[Excerpt from a dataset]
════════════════

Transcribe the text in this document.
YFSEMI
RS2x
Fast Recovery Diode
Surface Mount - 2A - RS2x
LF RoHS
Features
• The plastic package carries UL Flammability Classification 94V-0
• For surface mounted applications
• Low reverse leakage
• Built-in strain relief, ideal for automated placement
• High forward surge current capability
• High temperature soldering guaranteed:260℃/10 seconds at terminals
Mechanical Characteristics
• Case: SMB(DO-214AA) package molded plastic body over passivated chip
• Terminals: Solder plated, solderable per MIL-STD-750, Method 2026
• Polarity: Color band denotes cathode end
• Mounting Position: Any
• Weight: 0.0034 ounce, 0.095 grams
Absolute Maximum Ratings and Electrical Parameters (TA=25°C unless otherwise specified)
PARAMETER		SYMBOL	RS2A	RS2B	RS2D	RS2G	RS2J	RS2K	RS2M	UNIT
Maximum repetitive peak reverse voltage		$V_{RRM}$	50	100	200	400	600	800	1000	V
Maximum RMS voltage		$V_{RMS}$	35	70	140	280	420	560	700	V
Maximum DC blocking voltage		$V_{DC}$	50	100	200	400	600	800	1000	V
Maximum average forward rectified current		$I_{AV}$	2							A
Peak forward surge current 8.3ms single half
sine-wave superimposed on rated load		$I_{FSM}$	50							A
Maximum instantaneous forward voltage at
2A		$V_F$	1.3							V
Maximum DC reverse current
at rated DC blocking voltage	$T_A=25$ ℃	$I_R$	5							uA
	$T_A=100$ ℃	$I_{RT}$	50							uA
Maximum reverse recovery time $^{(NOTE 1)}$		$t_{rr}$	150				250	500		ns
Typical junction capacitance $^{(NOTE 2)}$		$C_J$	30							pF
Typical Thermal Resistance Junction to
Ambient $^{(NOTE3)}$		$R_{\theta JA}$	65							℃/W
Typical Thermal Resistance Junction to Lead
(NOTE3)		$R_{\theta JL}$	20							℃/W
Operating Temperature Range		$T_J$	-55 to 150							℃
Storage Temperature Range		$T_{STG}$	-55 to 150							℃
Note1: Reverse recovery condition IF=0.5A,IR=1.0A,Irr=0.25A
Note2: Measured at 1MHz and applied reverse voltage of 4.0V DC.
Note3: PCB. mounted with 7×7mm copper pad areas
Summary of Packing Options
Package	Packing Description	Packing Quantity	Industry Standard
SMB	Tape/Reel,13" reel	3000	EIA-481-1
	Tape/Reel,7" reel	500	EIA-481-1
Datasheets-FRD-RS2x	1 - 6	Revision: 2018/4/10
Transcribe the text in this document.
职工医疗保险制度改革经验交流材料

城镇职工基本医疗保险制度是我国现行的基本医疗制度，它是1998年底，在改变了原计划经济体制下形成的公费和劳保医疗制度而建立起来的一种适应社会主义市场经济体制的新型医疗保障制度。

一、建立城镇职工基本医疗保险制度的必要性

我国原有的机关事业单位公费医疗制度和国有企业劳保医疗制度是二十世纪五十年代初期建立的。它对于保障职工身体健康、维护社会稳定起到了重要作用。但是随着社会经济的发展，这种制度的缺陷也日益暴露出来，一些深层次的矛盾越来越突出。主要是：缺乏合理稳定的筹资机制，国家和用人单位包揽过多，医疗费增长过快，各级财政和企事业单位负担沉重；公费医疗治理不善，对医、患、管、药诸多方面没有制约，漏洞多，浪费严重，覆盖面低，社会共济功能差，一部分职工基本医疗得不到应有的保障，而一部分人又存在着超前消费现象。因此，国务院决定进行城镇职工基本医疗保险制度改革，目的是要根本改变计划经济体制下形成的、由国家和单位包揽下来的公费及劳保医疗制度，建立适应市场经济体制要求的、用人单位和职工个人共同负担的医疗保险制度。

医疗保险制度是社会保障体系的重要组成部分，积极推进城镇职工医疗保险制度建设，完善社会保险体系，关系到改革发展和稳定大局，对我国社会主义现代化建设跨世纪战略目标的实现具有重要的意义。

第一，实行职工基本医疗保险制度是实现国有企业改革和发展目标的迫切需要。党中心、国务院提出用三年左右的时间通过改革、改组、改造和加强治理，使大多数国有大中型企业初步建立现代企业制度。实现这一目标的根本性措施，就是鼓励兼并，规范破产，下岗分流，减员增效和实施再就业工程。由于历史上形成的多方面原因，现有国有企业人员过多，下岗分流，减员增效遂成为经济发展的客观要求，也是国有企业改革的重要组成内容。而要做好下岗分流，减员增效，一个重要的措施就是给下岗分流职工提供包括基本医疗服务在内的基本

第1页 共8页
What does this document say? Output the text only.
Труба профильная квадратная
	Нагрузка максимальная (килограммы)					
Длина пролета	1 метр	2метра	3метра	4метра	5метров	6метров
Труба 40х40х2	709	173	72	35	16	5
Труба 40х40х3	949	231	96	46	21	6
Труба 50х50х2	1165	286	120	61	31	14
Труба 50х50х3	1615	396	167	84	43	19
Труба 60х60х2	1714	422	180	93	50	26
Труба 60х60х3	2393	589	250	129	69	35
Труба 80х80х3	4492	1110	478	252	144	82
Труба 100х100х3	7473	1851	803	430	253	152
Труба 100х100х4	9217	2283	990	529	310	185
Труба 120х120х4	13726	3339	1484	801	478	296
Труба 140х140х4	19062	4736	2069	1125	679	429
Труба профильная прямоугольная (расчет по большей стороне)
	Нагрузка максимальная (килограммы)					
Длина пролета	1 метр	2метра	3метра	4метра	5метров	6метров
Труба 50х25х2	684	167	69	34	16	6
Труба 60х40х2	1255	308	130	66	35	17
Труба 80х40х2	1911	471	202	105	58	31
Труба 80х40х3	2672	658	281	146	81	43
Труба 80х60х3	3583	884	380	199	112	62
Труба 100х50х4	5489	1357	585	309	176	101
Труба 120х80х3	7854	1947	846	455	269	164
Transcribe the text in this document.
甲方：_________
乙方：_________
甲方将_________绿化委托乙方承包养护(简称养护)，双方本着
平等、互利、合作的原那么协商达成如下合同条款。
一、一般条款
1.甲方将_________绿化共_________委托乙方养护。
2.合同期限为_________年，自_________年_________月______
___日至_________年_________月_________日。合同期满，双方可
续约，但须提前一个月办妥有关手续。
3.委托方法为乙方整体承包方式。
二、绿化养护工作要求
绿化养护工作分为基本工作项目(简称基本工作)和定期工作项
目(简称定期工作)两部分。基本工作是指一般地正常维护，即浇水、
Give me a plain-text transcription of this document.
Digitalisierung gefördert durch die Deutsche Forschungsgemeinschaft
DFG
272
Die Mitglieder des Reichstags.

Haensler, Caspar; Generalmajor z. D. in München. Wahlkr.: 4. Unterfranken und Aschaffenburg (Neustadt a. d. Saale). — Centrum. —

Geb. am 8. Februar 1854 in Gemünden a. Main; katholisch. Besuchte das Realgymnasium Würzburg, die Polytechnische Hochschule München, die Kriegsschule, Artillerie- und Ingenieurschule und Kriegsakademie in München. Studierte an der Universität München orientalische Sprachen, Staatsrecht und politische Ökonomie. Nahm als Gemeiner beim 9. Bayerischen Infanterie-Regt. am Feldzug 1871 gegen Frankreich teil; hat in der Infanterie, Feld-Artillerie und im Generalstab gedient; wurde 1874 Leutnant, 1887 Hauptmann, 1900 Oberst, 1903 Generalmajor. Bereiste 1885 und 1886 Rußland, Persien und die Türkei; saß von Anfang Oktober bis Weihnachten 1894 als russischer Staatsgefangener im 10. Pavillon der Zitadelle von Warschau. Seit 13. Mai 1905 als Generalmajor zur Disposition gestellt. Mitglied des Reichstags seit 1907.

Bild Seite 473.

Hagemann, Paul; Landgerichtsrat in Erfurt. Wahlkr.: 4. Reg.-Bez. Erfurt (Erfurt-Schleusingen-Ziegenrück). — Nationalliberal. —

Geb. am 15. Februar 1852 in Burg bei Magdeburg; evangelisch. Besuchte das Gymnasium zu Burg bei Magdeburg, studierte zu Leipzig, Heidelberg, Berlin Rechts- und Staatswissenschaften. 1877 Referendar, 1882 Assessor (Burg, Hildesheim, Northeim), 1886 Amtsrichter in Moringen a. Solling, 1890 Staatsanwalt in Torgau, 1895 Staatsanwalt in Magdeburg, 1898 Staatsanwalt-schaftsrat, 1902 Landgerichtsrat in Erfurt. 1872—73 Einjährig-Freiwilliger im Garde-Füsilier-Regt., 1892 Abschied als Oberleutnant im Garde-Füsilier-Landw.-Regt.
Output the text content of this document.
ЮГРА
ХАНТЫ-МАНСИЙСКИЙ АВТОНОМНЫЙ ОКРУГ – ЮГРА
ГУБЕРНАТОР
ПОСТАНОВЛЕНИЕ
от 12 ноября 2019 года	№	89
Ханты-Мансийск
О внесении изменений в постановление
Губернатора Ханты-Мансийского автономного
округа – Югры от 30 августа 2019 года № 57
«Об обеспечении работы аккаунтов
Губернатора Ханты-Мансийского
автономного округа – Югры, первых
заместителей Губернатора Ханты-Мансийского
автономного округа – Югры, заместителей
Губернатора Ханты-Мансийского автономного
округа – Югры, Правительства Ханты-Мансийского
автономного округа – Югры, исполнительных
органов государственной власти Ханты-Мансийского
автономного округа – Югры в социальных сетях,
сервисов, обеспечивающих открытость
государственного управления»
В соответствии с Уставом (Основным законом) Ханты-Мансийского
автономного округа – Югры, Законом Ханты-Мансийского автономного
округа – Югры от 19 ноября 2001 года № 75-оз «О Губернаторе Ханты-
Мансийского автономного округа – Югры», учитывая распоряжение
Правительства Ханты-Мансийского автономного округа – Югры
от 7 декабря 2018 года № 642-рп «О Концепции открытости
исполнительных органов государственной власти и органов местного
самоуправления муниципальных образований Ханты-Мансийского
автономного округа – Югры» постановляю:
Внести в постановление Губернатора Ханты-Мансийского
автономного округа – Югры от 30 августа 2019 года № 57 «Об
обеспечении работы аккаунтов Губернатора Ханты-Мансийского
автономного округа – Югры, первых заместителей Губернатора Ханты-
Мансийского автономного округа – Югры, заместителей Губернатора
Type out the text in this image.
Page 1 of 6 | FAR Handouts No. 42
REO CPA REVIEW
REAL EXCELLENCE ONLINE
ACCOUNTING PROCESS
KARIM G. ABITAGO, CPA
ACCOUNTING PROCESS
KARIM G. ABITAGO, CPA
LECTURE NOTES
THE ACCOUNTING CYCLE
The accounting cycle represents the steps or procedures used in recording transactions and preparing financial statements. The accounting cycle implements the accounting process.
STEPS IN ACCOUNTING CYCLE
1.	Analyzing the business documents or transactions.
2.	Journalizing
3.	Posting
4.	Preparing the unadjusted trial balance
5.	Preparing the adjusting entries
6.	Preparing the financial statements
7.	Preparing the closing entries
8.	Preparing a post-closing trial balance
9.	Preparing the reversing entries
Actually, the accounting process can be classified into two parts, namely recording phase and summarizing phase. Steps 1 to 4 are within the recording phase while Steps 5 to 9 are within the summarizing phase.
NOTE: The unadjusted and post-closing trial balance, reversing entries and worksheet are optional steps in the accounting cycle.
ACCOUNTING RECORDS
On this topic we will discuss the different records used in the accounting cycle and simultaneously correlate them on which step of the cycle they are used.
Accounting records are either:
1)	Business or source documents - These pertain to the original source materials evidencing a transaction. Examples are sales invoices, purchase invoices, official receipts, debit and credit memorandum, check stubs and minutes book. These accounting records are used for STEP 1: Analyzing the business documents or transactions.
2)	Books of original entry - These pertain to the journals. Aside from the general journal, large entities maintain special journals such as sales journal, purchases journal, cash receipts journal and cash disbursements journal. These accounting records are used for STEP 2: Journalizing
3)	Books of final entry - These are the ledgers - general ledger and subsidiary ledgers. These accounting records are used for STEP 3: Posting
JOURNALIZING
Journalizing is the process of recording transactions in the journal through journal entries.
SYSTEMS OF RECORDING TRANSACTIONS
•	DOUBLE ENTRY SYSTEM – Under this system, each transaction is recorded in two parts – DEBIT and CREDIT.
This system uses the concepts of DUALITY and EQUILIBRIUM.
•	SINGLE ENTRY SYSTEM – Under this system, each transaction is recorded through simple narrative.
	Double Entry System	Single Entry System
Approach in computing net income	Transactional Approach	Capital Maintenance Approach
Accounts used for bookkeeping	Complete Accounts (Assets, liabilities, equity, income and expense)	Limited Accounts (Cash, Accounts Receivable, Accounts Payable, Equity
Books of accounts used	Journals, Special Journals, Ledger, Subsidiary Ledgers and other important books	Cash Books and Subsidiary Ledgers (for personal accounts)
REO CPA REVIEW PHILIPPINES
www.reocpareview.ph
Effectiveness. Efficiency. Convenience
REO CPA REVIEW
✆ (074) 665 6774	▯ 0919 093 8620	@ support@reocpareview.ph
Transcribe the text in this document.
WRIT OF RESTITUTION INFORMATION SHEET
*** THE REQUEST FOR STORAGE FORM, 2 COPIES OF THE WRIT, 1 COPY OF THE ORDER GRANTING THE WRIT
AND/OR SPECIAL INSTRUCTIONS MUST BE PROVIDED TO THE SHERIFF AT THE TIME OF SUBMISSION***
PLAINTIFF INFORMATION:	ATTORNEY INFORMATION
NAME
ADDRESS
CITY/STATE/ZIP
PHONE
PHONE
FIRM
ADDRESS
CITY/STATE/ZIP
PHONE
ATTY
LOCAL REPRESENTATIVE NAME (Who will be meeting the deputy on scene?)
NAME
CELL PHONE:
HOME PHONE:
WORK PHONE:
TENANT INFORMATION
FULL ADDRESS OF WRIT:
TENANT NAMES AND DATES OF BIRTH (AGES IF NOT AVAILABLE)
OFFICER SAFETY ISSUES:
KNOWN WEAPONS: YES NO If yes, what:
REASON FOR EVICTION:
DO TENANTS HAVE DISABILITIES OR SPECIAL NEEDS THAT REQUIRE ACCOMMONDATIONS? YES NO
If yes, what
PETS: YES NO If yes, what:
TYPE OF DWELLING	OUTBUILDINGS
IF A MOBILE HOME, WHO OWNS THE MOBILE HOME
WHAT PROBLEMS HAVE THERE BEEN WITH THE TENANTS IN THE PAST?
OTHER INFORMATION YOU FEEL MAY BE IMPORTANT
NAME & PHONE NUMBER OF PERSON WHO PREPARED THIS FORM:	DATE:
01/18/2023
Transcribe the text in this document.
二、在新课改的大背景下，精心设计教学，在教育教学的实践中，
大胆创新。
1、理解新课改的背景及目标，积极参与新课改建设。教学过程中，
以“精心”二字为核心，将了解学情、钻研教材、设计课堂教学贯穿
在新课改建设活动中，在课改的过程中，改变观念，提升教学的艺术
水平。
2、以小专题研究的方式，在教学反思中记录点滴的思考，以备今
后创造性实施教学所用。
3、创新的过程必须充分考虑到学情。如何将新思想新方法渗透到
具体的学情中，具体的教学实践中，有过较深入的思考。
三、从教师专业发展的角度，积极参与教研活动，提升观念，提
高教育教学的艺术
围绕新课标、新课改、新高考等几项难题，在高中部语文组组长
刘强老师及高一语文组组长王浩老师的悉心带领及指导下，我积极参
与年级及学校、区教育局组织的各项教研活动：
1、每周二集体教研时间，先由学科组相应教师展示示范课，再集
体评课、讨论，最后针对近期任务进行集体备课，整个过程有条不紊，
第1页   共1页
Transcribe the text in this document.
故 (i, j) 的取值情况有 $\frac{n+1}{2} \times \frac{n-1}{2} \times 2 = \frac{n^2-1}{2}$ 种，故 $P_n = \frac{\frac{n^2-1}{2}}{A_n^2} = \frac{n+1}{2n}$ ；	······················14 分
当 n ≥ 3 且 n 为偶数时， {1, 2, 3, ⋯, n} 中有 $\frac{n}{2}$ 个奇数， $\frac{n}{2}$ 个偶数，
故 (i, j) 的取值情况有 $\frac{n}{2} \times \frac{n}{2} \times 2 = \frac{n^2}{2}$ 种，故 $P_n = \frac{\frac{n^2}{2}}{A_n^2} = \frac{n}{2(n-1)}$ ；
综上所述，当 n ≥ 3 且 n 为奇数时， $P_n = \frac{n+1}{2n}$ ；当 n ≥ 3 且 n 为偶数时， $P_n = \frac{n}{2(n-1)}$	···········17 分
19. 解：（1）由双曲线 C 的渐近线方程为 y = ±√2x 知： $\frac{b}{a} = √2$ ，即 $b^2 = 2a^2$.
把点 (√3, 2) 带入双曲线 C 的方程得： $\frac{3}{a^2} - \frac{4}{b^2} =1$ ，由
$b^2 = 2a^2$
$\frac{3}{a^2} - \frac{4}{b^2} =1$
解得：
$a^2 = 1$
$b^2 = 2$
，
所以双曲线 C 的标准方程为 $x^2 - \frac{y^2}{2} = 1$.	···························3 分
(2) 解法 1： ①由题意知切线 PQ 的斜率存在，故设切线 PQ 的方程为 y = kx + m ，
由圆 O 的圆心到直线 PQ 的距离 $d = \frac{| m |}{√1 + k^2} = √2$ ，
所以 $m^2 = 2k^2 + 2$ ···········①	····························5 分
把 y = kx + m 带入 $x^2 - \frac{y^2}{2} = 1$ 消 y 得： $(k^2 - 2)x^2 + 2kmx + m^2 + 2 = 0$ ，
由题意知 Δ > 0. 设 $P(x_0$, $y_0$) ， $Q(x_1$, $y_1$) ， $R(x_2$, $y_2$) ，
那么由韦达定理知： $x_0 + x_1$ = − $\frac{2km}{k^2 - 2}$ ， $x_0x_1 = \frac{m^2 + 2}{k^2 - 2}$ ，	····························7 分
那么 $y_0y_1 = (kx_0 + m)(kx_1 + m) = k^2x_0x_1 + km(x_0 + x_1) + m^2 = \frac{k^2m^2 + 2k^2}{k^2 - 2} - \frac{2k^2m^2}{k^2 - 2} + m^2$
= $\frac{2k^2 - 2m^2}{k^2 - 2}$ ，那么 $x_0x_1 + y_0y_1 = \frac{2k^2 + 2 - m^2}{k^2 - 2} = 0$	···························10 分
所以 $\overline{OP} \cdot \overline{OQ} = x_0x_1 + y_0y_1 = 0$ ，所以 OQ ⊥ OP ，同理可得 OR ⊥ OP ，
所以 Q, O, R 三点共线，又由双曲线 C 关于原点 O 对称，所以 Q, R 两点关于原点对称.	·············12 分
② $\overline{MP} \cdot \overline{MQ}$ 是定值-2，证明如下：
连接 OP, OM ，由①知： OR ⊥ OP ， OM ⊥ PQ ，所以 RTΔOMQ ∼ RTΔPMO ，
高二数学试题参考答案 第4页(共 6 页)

════════════════

BRIEF: Identify the lines in the entries above that contain "Tape", then copy them out.

SOLUTION TO THE EXERCISE:
SMB	Tape/Reel,13" reel	3000	EIA-481-1
	Tape/Reel,7" reel	500	EIA-481-1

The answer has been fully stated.